- Entries supplied
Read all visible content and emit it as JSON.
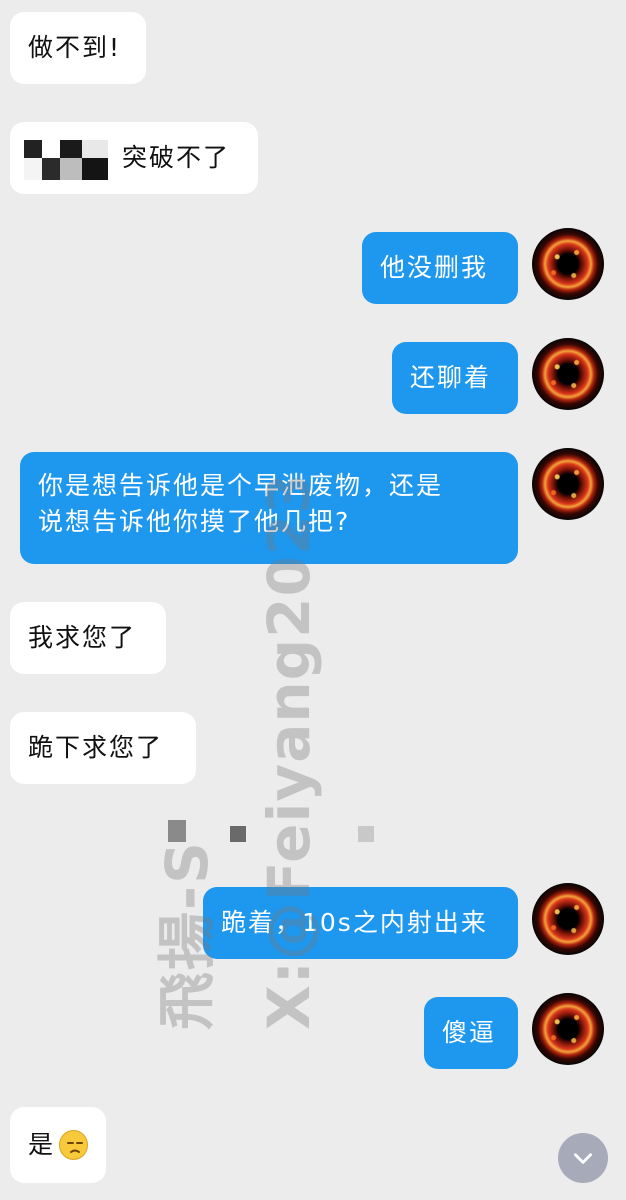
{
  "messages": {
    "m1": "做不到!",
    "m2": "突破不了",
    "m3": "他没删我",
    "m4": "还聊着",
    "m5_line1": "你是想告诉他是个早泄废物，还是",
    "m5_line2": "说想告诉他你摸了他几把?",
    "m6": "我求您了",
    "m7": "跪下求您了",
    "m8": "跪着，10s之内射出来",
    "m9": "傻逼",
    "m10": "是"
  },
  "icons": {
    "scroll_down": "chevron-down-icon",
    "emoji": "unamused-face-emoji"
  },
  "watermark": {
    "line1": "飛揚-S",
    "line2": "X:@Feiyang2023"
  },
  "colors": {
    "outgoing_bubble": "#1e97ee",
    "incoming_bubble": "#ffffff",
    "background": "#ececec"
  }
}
--
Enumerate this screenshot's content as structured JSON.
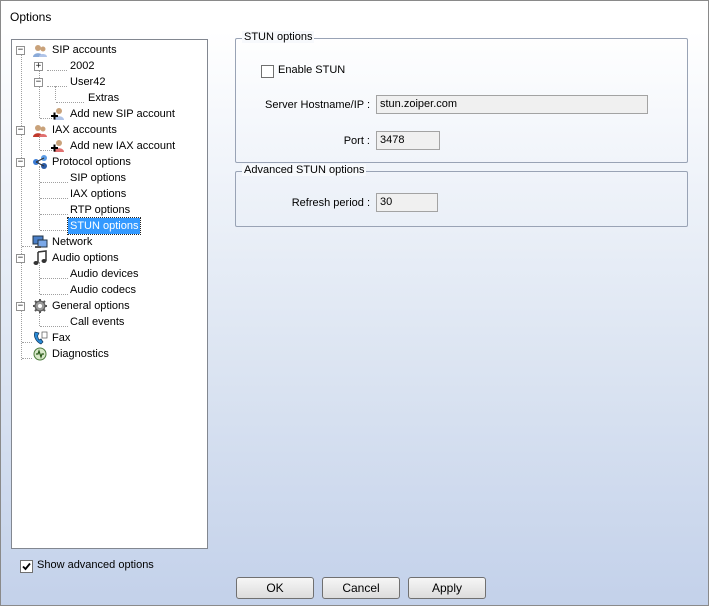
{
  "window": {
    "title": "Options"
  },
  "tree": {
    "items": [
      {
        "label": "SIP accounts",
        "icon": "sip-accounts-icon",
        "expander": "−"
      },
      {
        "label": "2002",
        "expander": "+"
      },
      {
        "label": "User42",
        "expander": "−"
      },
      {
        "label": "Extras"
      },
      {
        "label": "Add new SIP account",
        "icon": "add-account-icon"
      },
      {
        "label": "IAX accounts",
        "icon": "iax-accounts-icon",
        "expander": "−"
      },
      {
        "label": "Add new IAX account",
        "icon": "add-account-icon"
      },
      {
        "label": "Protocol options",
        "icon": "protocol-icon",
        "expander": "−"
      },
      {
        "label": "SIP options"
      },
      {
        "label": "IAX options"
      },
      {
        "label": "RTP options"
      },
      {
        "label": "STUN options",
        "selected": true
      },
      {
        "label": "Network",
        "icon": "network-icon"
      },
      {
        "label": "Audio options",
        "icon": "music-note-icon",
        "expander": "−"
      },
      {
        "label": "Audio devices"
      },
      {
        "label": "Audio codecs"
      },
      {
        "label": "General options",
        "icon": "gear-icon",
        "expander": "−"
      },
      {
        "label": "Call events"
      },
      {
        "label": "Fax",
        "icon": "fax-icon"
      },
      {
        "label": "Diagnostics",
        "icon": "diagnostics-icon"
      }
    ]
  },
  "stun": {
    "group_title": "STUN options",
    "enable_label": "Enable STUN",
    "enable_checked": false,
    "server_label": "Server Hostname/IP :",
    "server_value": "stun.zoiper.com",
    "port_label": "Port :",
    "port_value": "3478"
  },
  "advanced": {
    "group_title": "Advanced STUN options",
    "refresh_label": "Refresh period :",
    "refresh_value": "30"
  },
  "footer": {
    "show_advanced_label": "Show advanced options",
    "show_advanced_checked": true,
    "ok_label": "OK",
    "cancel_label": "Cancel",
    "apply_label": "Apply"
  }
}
---
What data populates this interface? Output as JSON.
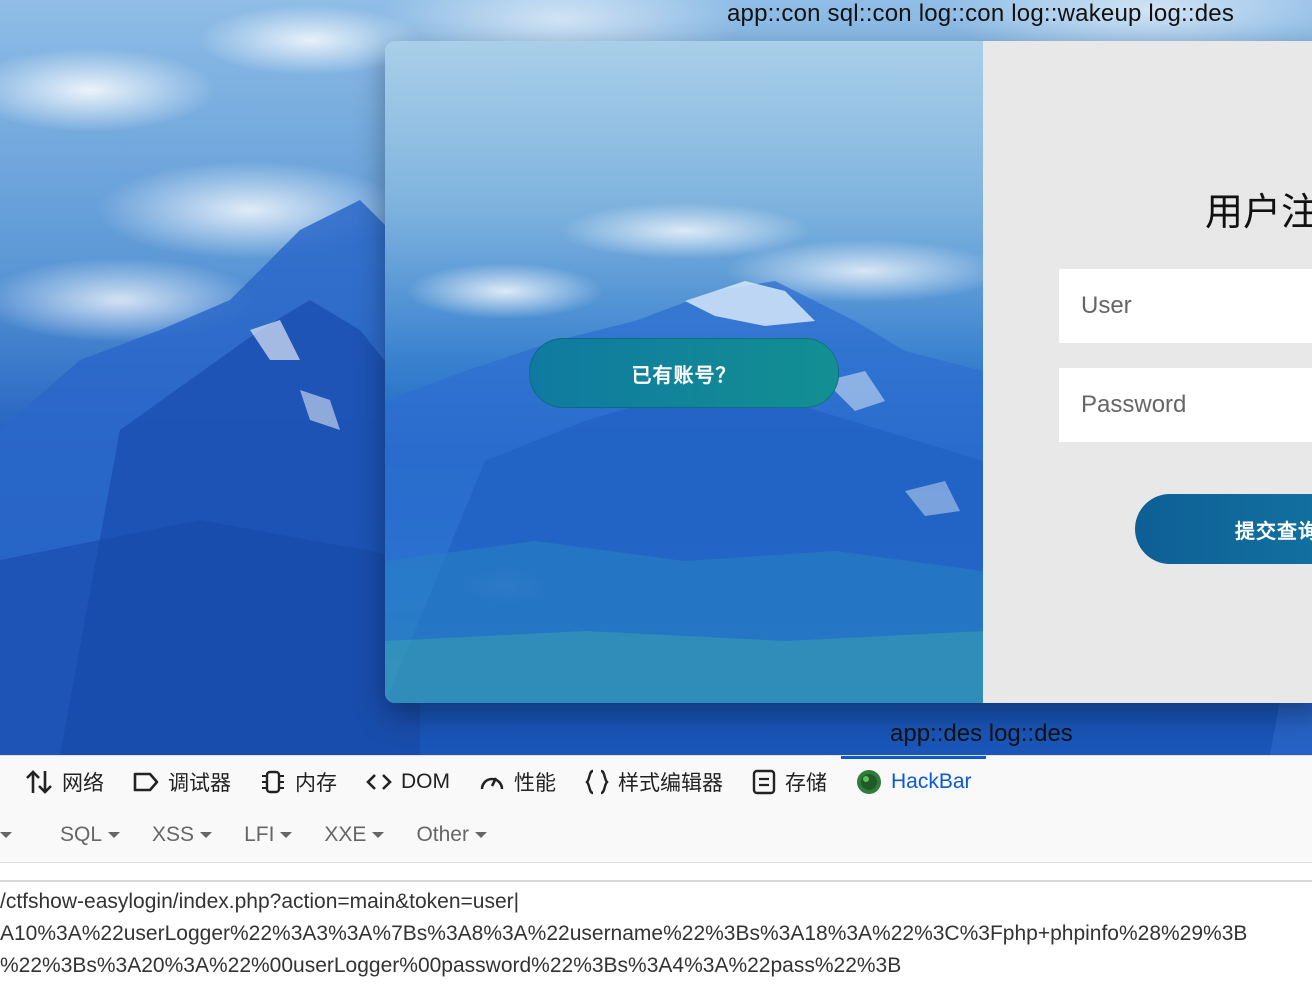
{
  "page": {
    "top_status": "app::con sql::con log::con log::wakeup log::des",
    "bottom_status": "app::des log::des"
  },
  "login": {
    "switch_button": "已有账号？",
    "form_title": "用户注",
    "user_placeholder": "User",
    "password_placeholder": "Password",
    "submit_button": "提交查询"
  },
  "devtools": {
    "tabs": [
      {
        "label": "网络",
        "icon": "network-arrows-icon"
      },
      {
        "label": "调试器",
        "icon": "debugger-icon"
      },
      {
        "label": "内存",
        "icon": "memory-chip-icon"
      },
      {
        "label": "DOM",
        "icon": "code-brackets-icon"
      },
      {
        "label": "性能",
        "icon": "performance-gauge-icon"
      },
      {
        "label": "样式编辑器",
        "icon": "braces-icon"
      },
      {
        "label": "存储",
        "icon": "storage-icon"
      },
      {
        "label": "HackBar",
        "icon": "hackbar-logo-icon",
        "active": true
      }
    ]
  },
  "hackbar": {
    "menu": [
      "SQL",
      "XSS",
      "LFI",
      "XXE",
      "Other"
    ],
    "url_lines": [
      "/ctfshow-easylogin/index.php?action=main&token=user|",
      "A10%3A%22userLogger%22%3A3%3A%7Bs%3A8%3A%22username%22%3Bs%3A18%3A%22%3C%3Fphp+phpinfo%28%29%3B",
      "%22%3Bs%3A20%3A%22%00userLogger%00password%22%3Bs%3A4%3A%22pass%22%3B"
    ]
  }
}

- Given problem
Extract each line holding the word "JSON" from the records.

- Task answer
Read all visible content and emit it as JSON.
Enumerate this screenshot's content as structured JSON.
What data populates this interface? Output as JSON.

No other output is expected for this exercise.